**Texto mostrado**
****************************************
Por Felipe de J. Monroy

Bien se dice que la historia no es sólo el devenir de acontecimientos sino el espacio para comprender la verdad compartiendo la realidad. Y entre los hechos más incontrovertibles de nuestra época está el cambio de paradigma generacional.

Las generaciones nacidas después de la gran revolución digital asisten a los acontecimientos de la realidad con otra mirada y con otras herramientas; conviven y comparten este tramo de la civilización junto a otras generaciones cuyo contexto de aprendizaje y de conveniencias sociales es diferente en la forma pero no el fondo donde yace la naturaleza humana más rica y fecunda.

A veces pareciera que la etiqueta «milenial» representa un nuevo código genético con el que la juventud se conecta al mundo y a su realidad. Revestidos de nuevos lenguajes, comunicaciones, tecnologías, anhelos, búsquedas y sentimientos, los jóvenes del siglo XXI parecen no tener nada en común con quienes fueron jóvenes en el siglo XX. Pero quizá no haya tanta distancia como la publicidad y los gurúes de la sociedad tecnificada quieren hacer creer. Todas las generaciones —con las limitaciones propias de su historia y tiempo—, comparten al menos el ímpetu por conseguir un mundo más justo y sostenible del que los mayores les están dejando, donde su voz y su pensar se traduzcan en realidades trascendentales, en alegría, motivación y —si se permite el oxímoron— en ruptura constructiva.

Hace apenas un lustro, el acercamiento hacia la generación milenial se estudiaba desde las generaciones precedentes: ¿Cómo entenderlos? ¿Cómo dialogar con ellos? ¿Cómo hacerlos partícipes de las búsquedas de sus padres y abuelos? ¿Cómo adaptarnos al mundo que la nueva generación impone? El educador español José María Bautista, por ejemplo, exponía a maestros y padres de familia que al joven de la generación milenial se le tenía que hablar en menos de tres minutos, que no se les expusieran los conceptos sino que les animara a investigarlos, que se les debía atender con mente abierta y alerta, que no había que dejarlos sentarse ni aislarse, que plantearan la realidad como un hipertexto, multidimensional, correlacional, interconectada.

Es decir: la tradicional preocupación de adaptación para lograr conectar —sin prisa pero sin pausas— con la generación que habrá de remplazarles.

Sin embargo, la imperante realidad nos indica que los mileniales son ya la mitad de la población económicamente activa en México (aunque con varios problemas en el escenario) y que el remplazo demográfico, cultural y económico de la generación precedente es más veloz de lo que imaginábamos: los procesos educativos intergeneracionales deben ser inmediatos.

La Encuesta Nacional de Ocupación y Empleo en México 2017 apunta que los mileniales en el país suman 37.65 millones de habitantes, pero que la generación zeta les rebasa en un millón de personas. Esto es, la mirada que compara la generación milenial con «los jóvenes» podría no ser tan acertada en estos momentos. Los mileniales son ya jóvenes adultos que tienen en sus manos la posibilidad de consolidar los cambios esperados para su generación y las que les sucedan; pero, también, deben lidiar con no pocos conflictos que su generación les exige.
****************************************
**Entradas extraídas**
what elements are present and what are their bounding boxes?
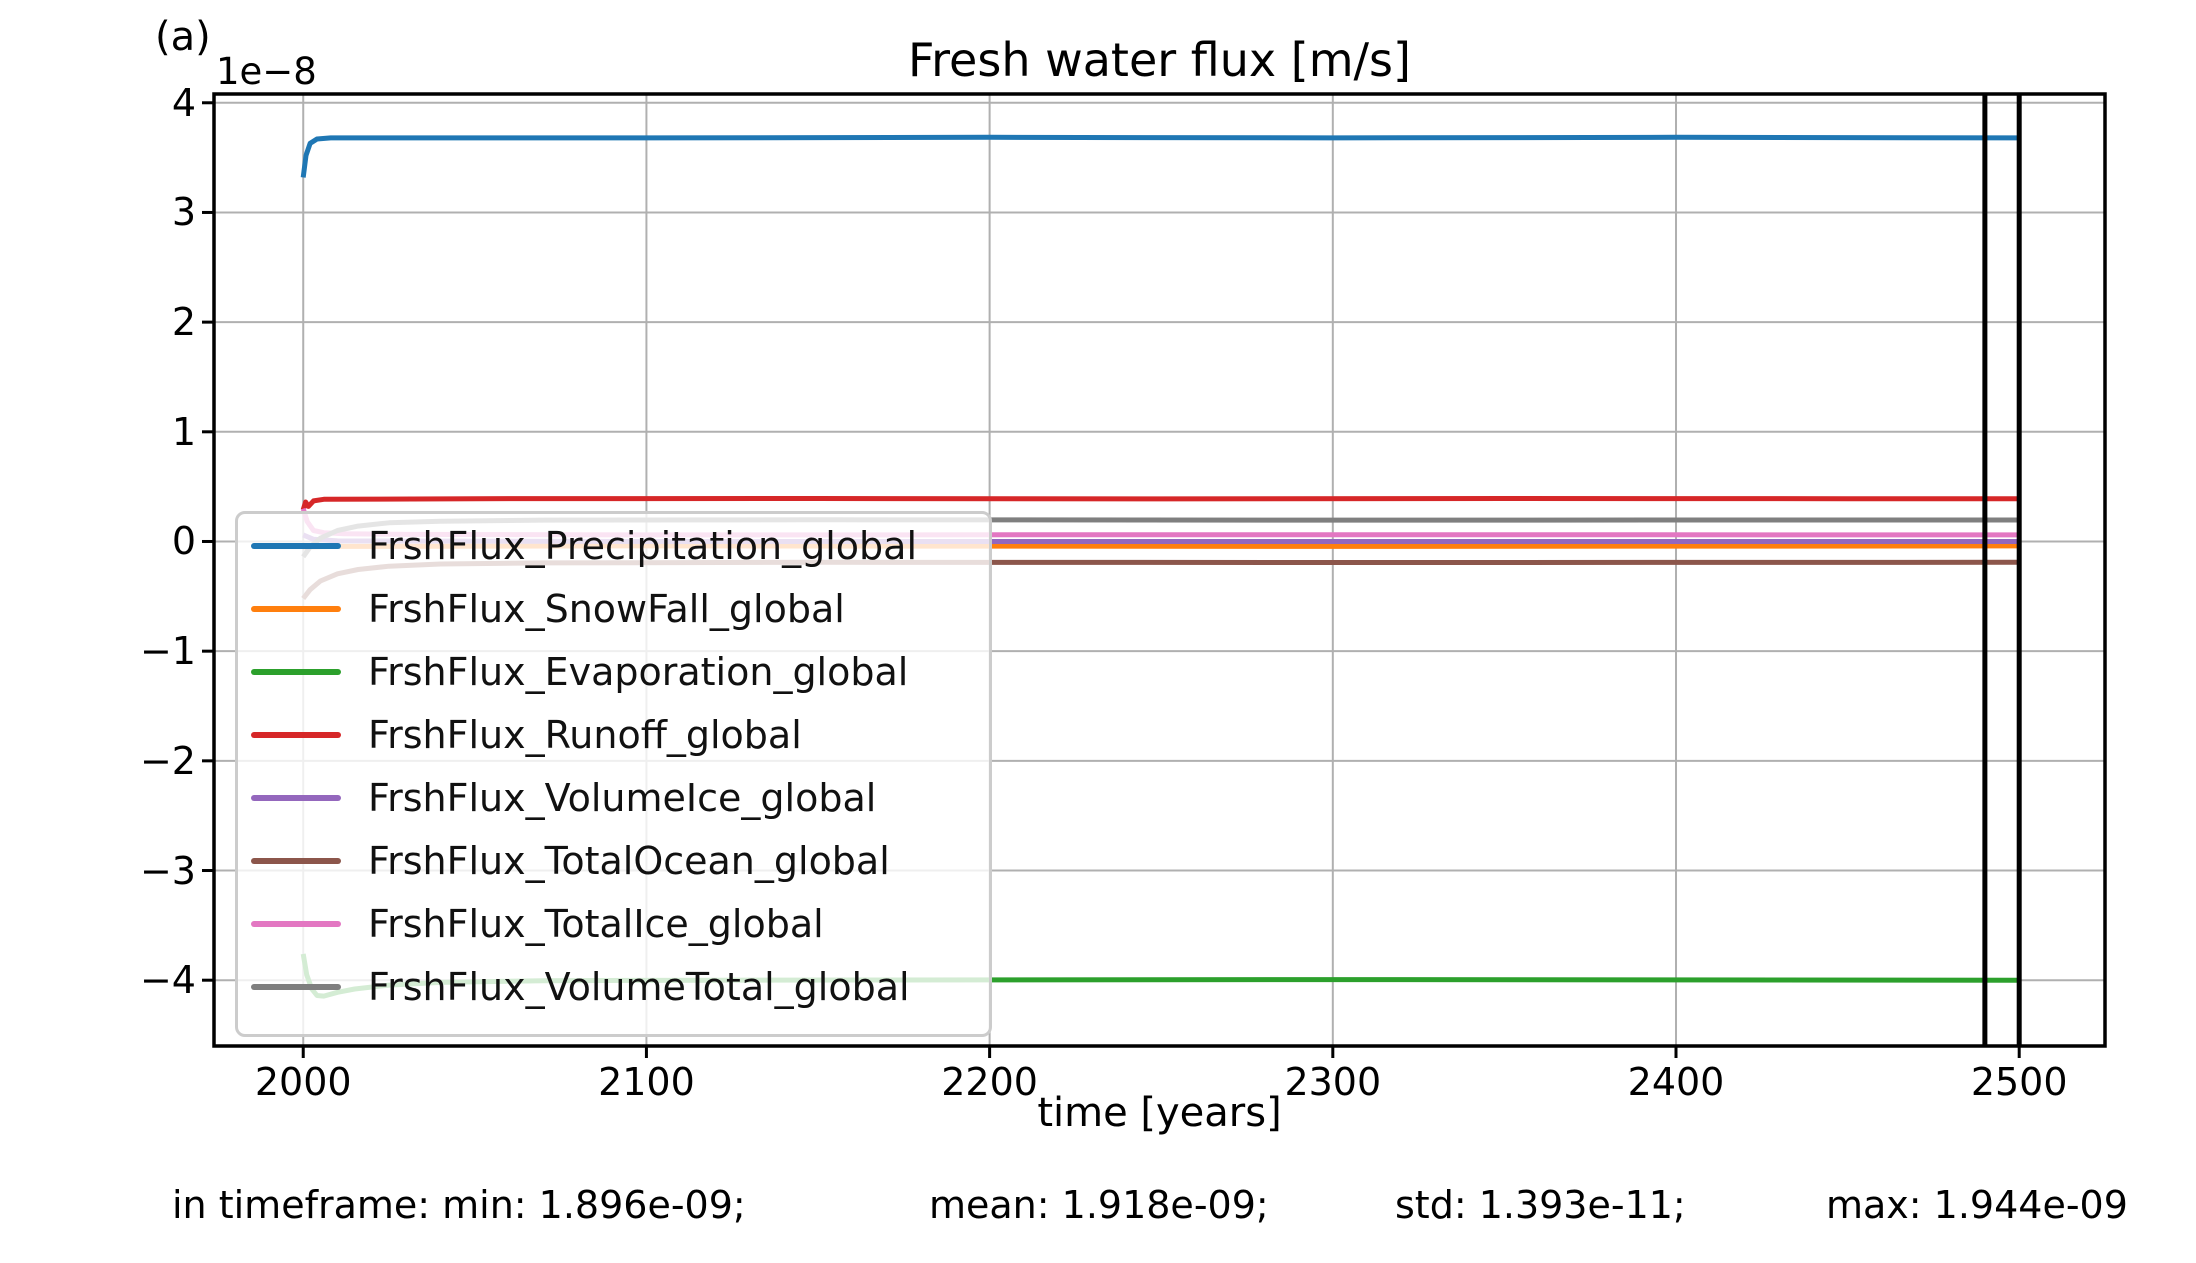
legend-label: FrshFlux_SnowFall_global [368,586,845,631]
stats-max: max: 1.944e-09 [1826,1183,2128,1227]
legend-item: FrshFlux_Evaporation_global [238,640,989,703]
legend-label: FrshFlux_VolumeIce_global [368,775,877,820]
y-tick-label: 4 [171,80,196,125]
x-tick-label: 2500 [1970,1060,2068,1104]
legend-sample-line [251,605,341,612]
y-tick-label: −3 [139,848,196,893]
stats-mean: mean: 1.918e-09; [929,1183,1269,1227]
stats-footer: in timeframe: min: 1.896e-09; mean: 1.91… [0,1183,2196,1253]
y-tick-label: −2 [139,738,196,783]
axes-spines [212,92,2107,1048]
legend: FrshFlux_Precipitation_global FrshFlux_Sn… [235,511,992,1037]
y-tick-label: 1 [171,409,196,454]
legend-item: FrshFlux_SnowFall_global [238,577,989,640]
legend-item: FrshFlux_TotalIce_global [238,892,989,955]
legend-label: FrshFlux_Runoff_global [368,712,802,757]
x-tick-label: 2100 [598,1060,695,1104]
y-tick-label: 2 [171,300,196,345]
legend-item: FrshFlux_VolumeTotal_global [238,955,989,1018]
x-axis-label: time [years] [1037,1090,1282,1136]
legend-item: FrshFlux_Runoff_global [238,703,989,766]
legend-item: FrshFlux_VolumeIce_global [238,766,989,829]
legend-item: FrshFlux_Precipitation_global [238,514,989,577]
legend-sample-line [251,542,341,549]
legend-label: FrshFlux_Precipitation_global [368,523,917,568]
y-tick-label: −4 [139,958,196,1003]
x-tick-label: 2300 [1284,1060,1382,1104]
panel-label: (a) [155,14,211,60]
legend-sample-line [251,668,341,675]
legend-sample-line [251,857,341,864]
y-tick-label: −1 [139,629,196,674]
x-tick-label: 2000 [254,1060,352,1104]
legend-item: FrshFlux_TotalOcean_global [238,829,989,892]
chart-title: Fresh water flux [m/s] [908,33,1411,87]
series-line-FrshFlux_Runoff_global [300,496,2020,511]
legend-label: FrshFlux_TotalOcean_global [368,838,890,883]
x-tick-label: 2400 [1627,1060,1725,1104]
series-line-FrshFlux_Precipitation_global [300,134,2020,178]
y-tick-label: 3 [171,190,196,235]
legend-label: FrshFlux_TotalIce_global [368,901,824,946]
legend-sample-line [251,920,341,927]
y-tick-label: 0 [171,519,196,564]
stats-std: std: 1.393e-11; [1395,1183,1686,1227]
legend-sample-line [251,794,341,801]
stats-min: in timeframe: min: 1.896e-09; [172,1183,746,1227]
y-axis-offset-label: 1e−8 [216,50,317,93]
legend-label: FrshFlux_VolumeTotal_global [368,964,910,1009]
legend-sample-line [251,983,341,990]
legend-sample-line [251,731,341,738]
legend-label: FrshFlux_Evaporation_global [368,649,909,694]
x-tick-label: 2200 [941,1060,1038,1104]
****************************************
**Requisitos de la tarea**
[A] Según el texto sobre la generación milenial, ¿cuántos habitantes suman los mileniales en México de acuerdo con la Encuesta Nacional de Ocupación y Empleo 2017?
[B] Prosigue el texto sobre la generación milenial a partir de su última oración.

**Respuestas**
[A] Suman 37.65 millones de habitantes.

[B]
En la misma Encuesta se evidencia que la generación milenial tiene un mayor umbral educativo que el de sus padres, que su natural búsqueda de satisfactores les ha orillado a abandonar pueblos o ciudades pequeñas, que más de la mitad de ellos vive en pareja (pero sólo el 30% bajo la figura matrimonial tradicional); esto les motiva a incorporarse al mercado laboral y aunque representan ya la mitad de la población económicamente activa, todo parece indicar que no alcanzarán más que eso: la generación x sigue laborando aún en edades muy tardías y la generación z se integra en el mercado a muy corta edad. El desempleo en la generación milenial es fermento de varios conflictos sociales.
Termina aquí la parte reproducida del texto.